───── SUPPLIED RECORDS

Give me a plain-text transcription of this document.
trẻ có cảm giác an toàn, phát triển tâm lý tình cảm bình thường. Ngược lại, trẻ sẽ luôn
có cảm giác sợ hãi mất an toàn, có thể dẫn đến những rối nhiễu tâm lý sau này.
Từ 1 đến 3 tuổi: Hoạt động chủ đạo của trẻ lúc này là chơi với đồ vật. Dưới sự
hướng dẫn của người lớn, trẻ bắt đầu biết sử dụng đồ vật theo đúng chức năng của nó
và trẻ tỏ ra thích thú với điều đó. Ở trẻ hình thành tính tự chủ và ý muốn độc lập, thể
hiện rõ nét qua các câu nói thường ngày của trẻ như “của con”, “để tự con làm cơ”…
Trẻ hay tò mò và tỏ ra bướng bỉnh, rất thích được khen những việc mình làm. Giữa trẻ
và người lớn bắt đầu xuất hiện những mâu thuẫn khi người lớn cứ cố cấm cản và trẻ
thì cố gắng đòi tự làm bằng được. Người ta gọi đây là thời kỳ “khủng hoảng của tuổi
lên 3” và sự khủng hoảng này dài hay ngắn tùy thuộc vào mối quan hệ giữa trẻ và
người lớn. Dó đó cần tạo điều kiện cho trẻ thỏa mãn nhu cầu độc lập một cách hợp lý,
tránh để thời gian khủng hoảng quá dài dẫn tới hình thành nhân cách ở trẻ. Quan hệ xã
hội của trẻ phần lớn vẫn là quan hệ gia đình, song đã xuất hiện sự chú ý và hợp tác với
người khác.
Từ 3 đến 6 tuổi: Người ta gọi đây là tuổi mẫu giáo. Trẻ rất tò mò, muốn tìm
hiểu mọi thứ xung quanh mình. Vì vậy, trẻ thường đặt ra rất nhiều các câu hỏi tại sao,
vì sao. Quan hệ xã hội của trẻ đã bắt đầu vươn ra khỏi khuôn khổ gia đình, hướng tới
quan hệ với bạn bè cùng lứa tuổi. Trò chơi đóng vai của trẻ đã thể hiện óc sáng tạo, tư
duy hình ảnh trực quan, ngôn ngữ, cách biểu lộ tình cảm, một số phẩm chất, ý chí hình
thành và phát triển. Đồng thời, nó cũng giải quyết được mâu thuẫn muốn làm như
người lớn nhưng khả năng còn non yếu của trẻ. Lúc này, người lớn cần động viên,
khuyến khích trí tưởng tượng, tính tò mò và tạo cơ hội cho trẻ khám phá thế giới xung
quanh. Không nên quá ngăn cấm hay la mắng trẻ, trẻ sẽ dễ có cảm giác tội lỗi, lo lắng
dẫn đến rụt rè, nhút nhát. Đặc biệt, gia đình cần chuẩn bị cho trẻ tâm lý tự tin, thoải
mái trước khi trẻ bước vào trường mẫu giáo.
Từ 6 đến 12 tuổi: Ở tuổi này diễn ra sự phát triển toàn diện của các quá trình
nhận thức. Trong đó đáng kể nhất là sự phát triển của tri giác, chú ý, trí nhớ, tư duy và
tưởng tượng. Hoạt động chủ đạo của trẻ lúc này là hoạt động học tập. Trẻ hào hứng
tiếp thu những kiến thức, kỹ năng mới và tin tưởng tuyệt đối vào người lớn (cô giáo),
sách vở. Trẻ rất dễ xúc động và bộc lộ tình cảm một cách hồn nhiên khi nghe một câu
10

──────────

- **SET TASK**
Pick out lines containing the word "thuẫn", each one as written.

- **THE RESPONSE**
và người lớn bắt đầu xuất hiện những mâu thuẫn khi người lớn cứ cố cấm cản và trẻ
thành và phát triển. Đồng thời, nó cũng giải quyết được mâu thuẫn muốn làm như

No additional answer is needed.